(AIM) Please turn part of the records below into a JSON list of strings with one string per line, leaving out blank lines. Begin at the line that contains "Patent image size: (1148, 858)." and stop after the line that contains "The second current".
====================
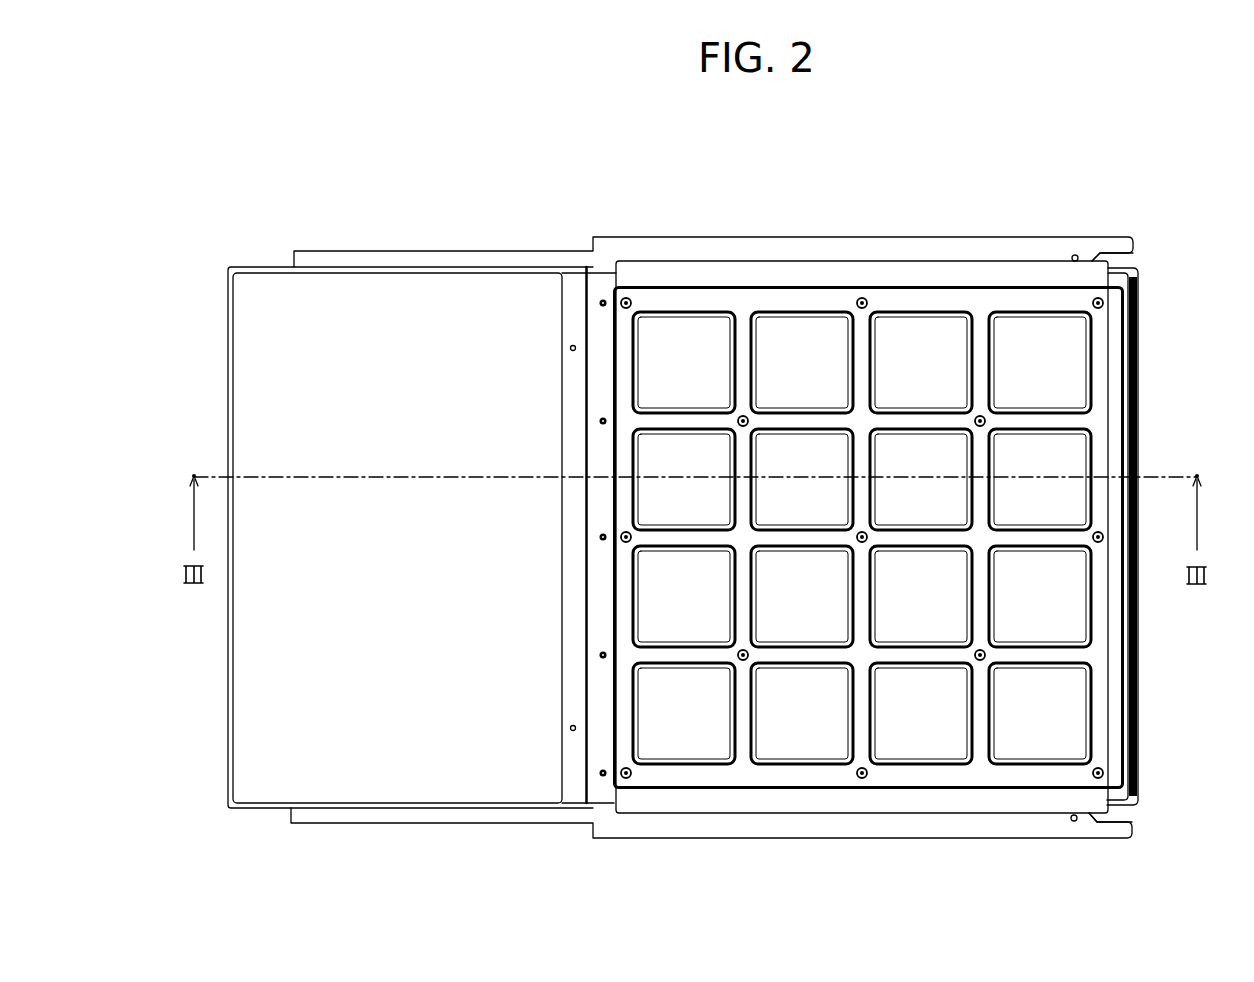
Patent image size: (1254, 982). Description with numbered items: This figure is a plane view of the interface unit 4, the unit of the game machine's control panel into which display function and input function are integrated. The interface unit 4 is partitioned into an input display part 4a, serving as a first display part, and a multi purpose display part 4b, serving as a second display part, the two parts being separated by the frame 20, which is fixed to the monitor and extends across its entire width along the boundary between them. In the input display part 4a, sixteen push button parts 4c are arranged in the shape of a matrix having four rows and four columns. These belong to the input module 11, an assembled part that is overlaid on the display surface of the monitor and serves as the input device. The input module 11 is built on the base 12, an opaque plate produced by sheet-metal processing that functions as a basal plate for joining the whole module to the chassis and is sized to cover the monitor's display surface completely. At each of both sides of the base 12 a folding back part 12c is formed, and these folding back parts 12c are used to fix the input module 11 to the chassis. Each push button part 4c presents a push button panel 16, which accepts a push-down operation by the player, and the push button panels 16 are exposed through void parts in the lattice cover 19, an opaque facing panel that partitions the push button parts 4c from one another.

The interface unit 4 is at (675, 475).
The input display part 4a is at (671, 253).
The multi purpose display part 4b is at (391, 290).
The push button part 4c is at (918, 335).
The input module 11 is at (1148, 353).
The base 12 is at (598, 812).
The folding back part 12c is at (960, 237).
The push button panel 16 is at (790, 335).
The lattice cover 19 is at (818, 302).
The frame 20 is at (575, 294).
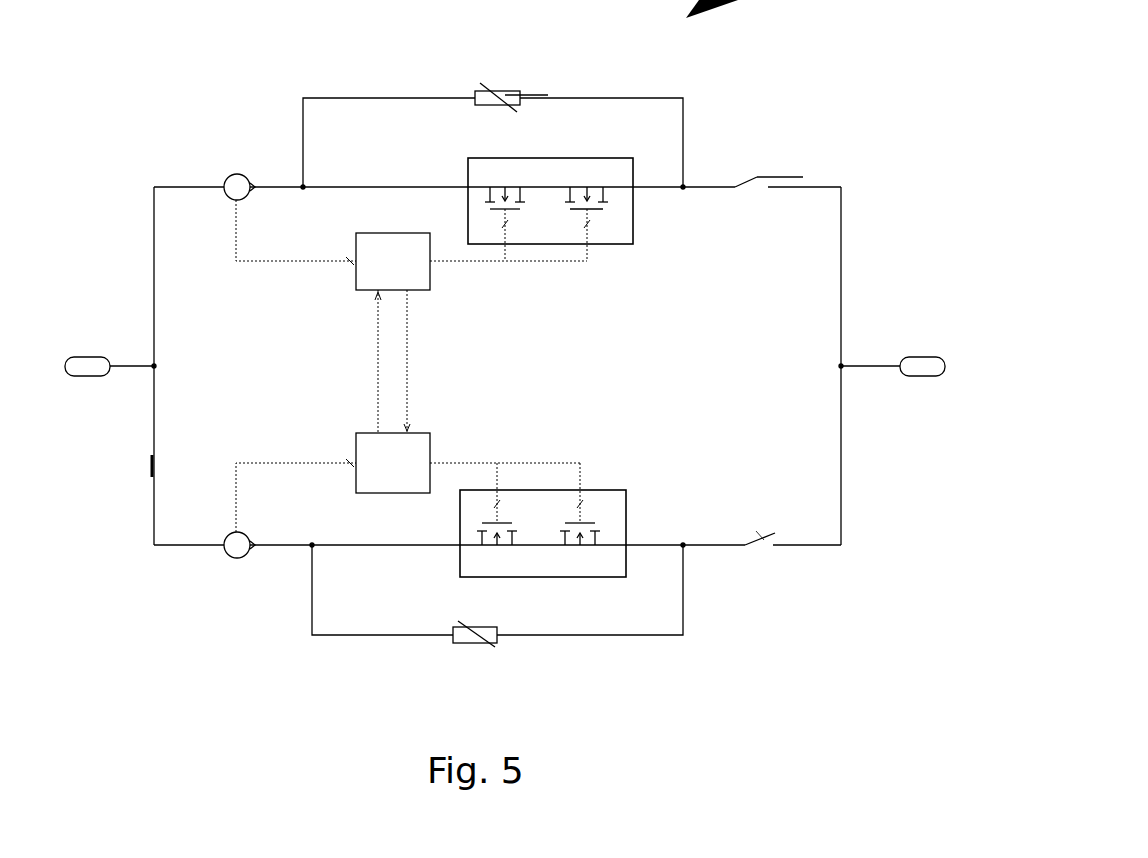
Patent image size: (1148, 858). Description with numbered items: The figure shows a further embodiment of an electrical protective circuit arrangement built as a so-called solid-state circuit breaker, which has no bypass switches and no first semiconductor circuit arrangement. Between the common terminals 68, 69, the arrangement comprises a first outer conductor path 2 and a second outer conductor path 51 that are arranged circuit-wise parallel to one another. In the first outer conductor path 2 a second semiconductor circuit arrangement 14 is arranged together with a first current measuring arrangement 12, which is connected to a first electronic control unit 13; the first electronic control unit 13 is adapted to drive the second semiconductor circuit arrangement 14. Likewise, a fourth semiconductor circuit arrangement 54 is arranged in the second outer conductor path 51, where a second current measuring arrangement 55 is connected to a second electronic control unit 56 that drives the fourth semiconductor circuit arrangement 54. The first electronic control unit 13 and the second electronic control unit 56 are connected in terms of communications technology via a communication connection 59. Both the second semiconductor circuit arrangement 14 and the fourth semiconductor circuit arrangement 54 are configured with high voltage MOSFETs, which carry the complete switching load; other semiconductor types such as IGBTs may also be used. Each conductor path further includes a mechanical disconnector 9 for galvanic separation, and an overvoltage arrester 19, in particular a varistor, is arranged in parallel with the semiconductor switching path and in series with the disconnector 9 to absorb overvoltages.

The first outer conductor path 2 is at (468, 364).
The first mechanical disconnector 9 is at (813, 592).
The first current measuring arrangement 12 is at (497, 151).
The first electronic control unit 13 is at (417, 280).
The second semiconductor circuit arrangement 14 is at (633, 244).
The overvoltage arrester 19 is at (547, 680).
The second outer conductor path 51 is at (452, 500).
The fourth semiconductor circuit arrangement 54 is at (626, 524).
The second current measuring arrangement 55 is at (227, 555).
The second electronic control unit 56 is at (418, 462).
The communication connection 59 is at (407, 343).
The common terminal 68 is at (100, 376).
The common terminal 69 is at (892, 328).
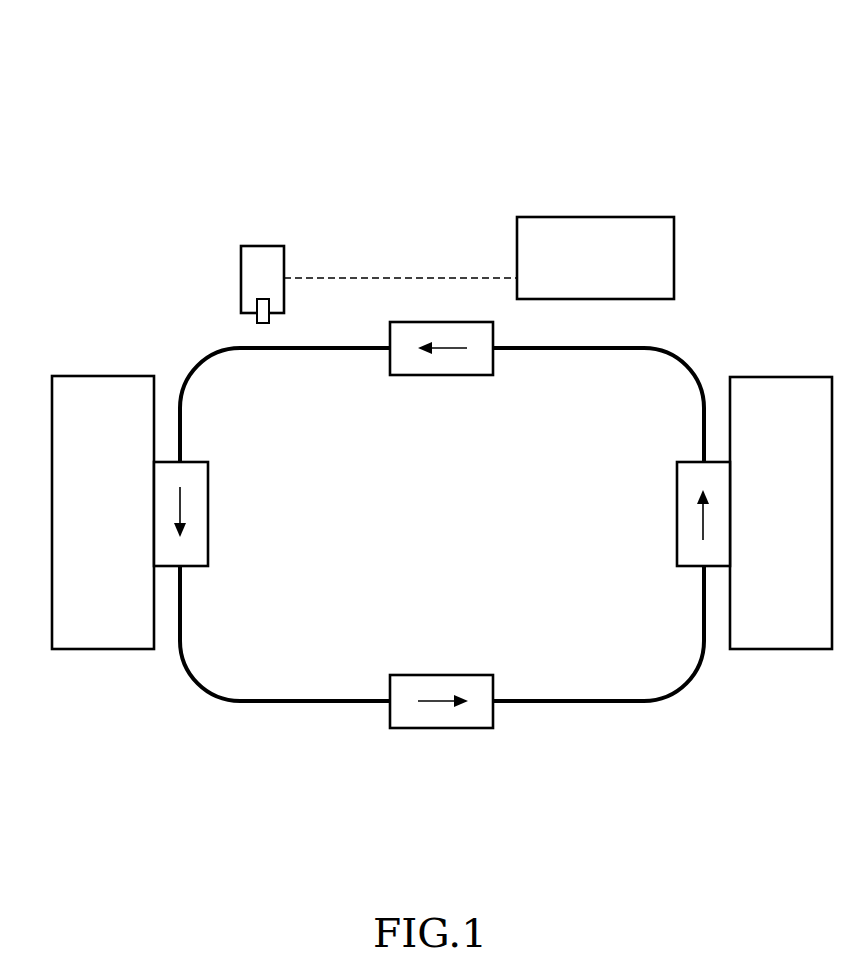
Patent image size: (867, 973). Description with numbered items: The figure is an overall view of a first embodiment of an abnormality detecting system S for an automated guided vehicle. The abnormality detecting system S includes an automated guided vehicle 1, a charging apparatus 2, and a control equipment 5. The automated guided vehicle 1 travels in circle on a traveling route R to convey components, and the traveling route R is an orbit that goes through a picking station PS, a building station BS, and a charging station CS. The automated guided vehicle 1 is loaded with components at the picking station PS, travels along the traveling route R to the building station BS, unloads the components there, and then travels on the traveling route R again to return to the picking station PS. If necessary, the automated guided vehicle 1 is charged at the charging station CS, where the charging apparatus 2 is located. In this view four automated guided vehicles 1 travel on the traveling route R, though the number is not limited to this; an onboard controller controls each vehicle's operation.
====================
(OUTPUT FOR THIS TASK)
[
  "Patent image size: (1148, 858). Description with numbered items: The figure shows a further embodiment of an electrical protective circuit arrangement built as a so-called solid-state circuit breaker, which has no bypass switches and no first semiconductor circuit arrangement. Between the common terminals 68, 69, the arrangement comprises a first outer conductor path 2 and a second outer conductor path 51 that are arranged circuit-wise parallel to one another. In the first outer conductor path 2 a second semiconductor circuit arrangement 14 is arranged together with a first current measuring arrangement 12, which is connected to a first electronic control unit 13; the first electronic control unit 13 is adapted to drive the second semiconductor circuit arrangement 14. Likewise, a fourth semiconductor circuit arrangement 54 is arranged in the second outer conductor path 51, where a second current measuring arrangement 55 is connected to a second electronic control unit 56 that drives the fourth semiconductor circuit arrangement 54. The first electronic control unit 13 and the second electronic control unit 56 are connected in terms of communications technology via a communication connection 59. Both the second semiconductor circuit arrangement 14 and the fourth semiconductor circuit arrangement 54 are configured with high voltage MOSFETs, which carry the complete switching load; other semiconductor types such as IGBTs may also be used. Each conductor path further includes a mechanical disconnector 9 for galvanic separation, and an overvoltage arrester 19, in particular a varistor, is arranged in parallel with the semiconductor switching path and in series with the disconnector 9 to absorb overvoltages.",
  "The first outer conductor path 2 is at (468, 364).",
  "The first mechanical disconnector 9 is at (813, 592).",
  "The first current measuring arrangement 12 is at (497, 151).",
  "The first electronic control unit 13 is at (417, 280).",
  "The second semiconductor circuit arrangement 14 is at (633, 244).",
  "The overvoltage arrester 19 is at (547, 680).",
  "The second outer conductor path 51 is at (452, 500).",
  "The fourth semiconductor circuit arrangement 54 is at (626, 524).",
  "The second current measuring arrangement 55 is at (227, 555)."
]